⟨

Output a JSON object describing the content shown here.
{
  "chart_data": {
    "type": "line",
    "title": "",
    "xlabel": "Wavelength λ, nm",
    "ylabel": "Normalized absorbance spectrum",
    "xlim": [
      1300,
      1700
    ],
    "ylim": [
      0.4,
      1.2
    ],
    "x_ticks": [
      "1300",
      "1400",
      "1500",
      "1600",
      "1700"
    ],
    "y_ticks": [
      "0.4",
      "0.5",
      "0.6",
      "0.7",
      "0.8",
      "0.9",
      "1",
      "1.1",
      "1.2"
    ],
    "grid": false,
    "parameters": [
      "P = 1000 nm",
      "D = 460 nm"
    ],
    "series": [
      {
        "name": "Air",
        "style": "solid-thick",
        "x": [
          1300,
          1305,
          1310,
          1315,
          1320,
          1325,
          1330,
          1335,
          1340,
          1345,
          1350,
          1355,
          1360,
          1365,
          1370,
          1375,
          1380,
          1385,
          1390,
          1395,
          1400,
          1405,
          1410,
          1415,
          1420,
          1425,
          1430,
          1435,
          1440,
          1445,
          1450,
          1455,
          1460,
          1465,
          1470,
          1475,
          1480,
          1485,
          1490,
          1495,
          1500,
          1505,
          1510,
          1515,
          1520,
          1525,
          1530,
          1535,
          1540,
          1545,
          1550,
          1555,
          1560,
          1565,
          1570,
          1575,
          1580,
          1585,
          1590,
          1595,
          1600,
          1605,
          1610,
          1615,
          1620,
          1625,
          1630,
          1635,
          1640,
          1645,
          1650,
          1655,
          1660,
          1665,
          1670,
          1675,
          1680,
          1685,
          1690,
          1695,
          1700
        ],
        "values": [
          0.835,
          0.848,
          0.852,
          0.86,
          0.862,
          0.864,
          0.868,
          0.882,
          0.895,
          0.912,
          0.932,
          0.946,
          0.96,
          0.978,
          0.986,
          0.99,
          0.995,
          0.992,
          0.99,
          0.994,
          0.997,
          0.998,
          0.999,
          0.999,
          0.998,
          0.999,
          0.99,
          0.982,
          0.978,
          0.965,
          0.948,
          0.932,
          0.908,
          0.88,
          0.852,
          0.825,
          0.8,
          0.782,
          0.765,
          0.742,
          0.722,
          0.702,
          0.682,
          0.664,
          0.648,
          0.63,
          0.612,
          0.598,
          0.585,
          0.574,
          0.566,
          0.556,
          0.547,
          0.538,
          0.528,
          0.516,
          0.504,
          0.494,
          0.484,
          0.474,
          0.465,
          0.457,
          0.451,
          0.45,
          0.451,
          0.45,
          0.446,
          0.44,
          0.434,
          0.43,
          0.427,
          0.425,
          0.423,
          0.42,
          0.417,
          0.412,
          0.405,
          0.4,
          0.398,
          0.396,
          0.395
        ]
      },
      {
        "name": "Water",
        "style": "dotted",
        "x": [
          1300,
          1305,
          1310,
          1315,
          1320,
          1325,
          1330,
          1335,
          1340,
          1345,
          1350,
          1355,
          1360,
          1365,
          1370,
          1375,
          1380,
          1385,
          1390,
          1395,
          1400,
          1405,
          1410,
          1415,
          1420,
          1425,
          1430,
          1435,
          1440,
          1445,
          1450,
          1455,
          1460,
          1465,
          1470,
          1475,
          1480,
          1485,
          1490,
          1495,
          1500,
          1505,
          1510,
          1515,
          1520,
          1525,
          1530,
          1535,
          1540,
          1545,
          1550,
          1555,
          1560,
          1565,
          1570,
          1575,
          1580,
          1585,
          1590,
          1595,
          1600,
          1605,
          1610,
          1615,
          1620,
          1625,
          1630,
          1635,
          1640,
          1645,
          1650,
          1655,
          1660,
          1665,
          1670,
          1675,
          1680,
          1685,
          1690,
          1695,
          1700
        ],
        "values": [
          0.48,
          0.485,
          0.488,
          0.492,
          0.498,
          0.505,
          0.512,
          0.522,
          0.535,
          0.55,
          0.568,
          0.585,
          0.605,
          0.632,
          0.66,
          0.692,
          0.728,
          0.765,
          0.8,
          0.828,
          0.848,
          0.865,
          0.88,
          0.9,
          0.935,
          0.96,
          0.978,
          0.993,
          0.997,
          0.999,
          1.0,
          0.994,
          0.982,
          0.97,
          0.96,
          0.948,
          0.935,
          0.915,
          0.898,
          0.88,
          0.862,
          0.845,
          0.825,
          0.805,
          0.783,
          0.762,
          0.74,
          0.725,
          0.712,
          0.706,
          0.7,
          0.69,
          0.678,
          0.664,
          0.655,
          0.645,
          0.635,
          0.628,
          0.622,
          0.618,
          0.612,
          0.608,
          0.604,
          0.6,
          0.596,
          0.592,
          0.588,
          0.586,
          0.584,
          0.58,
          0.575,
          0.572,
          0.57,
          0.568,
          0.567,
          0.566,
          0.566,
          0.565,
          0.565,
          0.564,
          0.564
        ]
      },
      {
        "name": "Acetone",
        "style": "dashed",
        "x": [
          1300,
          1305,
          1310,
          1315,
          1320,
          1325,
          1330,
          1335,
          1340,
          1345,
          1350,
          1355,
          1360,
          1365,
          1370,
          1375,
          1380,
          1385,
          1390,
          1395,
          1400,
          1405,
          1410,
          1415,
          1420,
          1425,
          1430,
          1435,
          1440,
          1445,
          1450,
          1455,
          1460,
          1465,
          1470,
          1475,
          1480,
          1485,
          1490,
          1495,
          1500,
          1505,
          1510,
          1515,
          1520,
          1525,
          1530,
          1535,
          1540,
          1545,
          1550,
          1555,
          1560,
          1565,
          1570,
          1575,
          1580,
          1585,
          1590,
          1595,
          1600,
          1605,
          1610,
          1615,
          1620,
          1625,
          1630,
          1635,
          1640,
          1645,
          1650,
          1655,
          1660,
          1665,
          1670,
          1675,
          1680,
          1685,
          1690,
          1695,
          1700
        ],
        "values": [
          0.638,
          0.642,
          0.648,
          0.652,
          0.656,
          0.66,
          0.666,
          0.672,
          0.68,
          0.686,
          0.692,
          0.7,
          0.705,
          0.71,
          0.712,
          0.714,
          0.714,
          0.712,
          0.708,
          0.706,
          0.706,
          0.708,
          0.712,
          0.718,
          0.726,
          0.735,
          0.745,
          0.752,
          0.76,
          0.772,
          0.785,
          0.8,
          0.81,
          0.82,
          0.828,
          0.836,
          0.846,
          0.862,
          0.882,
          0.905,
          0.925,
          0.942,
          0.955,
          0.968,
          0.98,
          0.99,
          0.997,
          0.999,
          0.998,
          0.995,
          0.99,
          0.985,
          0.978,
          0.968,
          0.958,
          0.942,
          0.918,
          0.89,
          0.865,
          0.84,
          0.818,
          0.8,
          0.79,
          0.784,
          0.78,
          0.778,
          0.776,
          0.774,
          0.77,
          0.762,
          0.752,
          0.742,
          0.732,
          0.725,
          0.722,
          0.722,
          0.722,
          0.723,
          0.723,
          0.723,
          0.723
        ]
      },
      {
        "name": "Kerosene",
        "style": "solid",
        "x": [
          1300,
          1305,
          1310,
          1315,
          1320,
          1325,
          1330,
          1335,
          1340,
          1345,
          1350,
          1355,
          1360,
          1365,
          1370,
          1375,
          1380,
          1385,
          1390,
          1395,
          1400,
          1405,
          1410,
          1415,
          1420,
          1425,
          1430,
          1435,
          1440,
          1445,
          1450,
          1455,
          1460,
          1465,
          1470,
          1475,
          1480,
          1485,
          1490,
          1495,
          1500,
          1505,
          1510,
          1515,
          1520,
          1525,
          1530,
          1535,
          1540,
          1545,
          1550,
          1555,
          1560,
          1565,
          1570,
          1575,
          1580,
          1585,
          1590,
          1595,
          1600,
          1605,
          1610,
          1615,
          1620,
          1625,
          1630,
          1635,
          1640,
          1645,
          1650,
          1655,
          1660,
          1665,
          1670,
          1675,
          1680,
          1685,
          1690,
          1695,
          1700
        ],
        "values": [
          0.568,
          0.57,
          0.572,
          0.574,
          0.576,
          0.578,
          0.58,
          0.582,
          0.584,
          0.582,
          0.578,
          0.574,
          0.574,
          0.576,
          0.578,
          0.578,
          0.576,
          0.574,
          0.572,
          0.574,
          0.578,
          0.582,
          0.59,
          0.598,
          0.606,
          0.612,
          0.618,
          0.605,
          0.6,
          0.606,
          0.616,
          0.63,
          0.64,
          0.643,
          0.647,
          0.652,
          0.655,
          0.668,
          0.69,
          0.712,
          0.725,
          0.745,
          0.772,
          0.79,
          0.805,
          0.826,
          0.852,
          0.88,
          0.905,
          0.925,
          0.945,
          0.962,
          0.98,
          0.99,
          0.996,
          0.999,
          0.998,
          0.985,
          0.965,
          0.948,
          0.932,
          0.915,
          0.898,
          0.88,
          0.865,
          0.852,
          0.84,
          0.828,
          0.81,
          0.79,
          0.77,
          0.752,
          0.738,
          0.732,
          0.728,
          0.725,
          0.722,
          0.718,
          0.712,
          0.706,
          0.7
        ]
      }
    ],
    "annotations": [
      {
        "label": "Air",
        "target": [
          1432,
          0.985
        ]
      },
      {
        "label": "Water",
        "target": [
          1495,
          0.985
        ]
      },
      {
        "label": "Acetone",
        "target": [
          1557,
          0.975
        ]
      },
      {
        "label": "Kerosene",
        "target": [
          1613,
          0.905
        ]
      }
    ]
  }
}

⟩

__OBJECTIVE__.
Go over the data above and copy every line that has the word "name" in it.

__ANSWER TO THE PROBLEM__.
        "name": "Air",
        "name": "Water",
        "name": "Acetone",
        "name": "Kerosene",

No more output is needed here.